What is expected — Among the lines below, count those containing the word "this". Give the number only.

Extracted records

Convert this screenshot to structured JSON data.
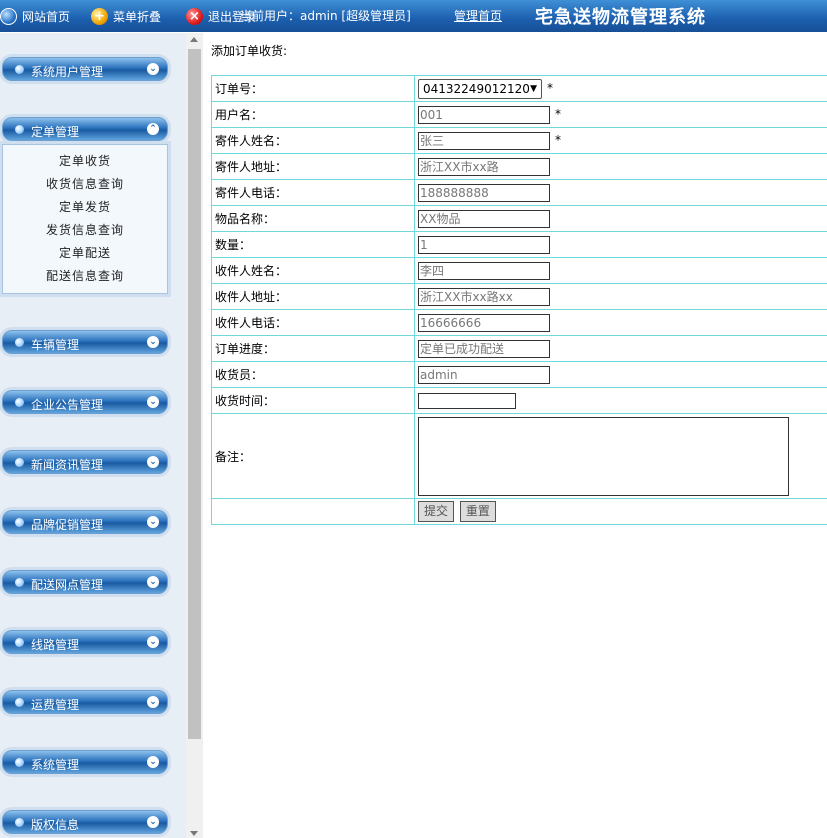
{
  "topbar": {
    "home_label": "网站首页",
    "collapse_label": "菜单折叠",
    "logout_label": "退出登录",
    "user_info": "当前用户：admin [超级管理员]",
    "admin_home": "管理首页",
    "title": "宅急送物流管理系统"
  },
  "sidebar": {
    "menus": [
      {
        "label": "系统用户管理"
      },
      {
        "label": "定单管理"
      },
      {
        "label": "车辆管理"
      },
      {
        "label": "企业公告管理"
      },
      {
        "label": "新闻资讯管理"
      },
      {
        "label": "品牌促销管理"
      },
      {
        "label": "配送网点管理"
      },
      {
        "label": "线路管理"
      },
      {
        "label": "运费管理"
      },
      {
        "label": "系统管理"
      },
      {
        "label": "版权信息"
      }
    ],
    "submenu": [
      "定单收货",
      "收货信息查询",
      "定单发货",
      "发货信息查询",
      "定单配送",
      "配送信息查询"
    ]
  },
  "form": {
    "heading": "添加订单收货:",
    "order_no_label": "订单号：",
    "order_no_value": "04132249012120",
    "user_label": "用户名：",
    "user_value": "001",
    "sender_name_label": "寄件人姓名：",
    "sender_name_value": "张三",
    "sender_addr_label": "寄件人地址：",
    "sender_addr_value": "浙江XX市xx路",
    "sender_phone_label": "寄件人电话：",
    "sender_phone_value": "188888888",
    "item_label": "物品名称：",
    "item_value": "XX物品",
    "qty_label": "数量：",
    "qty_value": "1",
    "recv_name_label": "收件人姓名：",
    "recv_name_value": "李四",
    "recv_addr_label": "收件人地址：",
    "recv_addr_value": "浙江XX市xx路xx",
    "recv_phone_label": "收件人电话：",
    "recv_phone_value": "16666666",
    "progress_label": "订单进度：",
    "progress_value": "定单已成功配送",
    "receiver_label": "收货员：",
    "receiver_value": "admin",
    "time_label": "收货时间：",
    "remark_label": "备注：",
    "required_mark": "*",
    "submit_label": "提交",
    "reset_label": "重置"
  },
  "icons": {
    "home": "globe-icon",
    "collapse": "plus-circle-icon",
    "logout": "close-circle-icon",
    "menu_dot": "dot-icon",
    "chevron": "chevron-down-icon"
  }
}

* * *

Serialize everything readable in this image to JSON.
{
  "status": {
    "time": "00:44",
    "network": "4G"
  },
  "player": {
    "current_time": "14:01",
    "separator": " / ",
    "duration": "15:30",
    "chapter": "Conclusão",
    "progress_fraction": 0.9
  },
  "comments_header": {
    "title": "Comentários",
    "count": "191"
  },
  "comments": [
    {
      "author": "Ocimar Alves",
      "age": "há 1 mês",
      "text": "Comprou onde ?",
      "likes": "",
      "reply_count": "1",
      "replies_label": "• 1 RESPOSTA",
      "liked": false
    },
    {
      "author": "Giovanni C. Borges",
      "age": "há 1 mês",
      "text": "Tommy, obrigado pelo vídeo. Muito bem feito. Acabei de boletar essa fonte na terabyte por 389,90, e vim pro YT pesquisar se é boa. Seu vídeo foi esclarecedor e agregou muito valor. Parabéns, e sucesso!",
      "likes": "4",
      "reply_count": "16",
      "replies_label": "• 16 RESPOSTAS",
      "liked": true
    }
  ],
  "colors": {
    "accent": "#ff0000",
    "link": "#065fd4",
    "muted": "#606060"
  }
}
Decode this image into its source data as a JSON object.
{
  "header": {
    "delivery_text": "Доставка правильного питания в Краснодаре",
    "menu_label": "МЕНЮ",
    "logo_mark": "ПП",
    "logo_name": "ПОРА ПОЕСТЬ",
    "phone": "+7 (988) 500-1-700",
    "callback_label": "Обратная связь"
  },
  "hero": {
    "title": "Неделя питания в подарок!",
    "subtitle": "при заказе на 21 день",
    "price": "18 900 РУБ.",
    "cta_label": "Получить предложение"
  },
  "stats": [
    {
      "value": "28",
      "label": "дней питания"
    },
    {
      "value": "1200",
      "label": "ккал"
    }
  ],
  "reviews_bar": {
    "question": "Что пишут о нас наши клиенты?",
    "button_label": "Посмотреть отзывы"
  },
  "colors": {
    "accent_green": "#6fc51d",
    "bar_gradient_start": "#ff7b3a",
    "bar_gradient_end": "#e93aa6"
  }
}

==

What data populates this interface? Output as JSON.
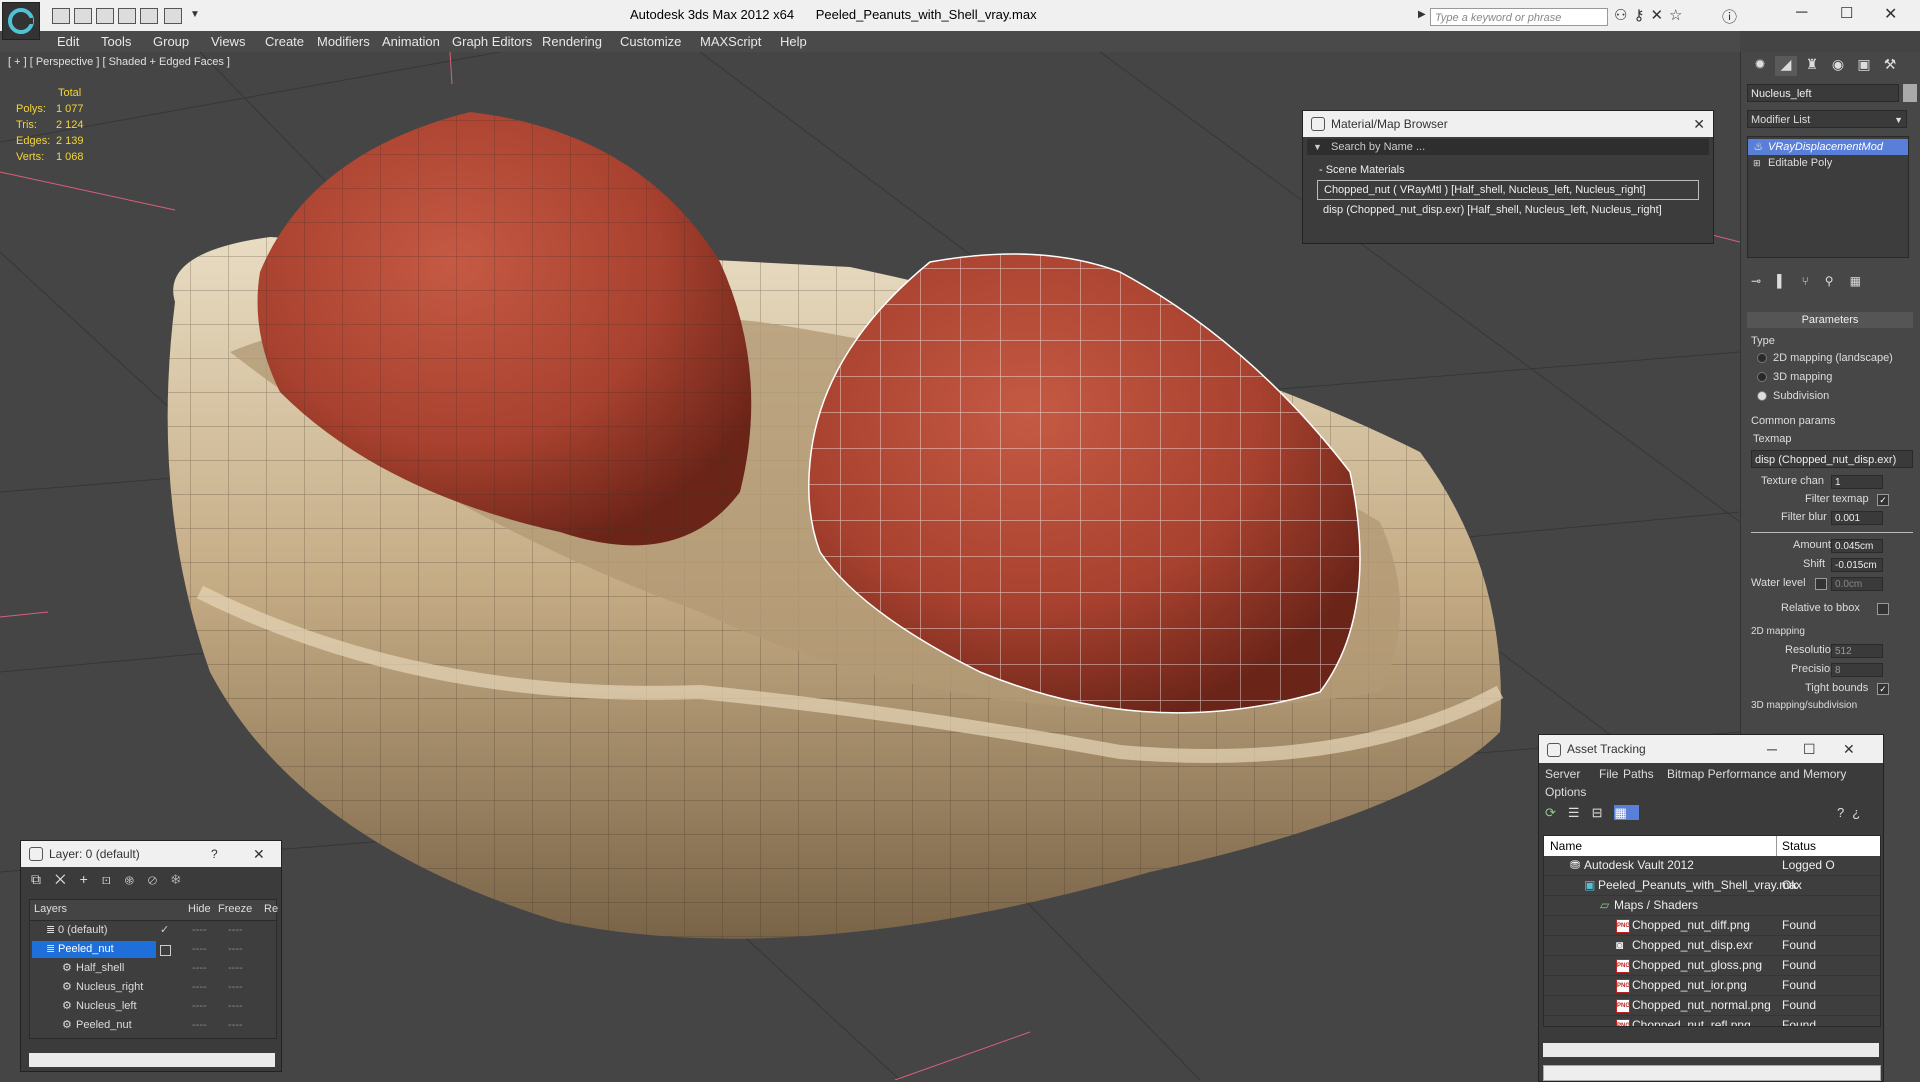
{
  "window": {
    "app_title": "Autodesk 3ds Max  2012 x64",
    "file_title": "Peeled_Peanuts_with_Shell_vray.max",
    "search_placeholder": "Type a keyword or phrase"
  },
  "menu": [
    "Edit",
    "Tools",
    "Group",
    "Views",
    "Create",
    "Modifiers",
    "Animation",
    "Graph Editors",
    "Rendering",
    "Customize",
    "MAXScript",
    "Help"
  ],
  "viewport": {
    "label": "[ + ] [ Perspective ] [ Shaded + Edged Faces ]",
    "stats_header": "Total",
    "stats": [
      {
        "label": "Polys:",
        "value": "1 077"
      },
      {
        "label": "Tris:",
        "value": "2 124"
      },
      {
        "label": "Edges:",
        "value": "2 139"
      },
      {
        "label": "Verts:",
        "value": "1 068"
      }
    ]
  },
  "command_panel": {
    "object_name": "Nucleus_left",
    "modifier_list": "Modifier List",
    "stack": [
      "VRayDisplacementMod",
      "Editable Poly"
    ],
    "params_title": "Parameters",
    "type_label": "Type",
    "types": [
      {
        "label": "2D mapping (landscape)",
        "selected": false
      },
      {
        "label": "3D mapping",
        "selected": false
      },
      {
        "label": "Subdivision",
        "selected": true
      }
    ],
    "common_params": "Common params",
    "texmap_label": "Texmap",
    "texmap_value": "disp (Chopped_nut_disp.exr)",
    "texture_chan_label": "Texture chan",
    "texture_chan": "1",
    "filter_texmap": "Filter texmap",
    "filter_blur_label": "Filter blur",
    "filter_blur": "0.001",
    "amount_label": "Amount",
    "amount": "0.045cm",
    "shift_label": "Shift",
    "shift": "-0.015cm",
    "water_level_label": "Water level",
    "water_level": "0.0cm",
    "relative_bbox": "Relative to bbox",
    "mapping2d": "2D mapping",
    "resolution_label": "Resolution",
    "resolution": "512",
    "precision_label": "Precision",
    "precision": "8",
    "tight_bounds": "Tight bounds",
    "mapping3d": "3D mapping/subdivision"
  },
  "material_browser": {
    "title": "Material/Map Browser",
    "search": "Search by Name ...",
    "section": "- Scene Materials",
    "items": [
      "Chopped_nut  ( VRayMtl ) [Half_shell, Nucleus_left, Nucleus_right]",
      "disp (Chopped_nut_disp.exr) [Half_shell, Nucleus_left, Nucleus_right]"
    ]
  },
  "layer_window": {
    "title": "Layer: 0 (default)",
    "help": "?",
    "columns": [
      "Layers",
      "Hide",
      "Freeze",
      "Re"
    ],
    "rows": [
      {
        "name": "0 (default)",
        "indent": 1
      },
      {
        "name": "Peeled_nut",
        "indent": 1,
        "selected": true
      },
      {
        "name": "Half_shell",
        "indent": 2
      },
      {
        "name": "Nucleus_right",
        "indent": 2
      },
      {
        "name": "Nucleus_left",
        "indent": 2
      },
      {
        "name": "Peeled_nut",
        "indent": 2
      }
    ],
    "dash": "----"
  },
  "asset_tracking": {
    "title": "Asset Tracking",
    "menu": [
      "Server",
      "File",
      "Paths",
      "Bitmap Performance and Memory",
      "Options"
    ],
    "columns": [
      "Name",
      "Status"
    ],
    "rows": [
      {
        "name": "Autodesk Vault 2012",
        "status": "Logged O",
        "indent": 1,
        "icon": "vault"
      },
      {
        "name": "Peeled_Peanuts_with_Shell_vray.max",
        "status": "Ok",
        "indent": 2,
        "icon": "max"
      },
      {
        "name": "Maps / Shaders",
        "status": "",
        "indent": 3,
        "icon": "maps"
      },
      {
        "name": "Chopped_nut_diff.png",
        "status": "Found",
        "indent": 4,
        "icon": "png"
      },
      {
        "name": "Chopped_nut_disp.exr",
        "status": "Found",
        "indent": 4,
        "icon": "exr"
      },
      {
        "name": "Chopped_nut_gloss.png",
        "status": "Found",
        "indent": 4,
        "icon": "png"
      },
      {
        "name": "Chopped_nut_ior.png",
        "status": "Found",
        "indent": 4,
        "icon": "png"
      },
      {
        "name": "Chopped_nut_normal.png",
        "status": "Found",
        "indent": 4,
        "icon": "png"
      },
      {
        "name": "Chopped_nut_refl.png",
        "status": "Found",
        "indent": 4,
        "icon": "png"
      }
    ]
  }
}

Response below — 4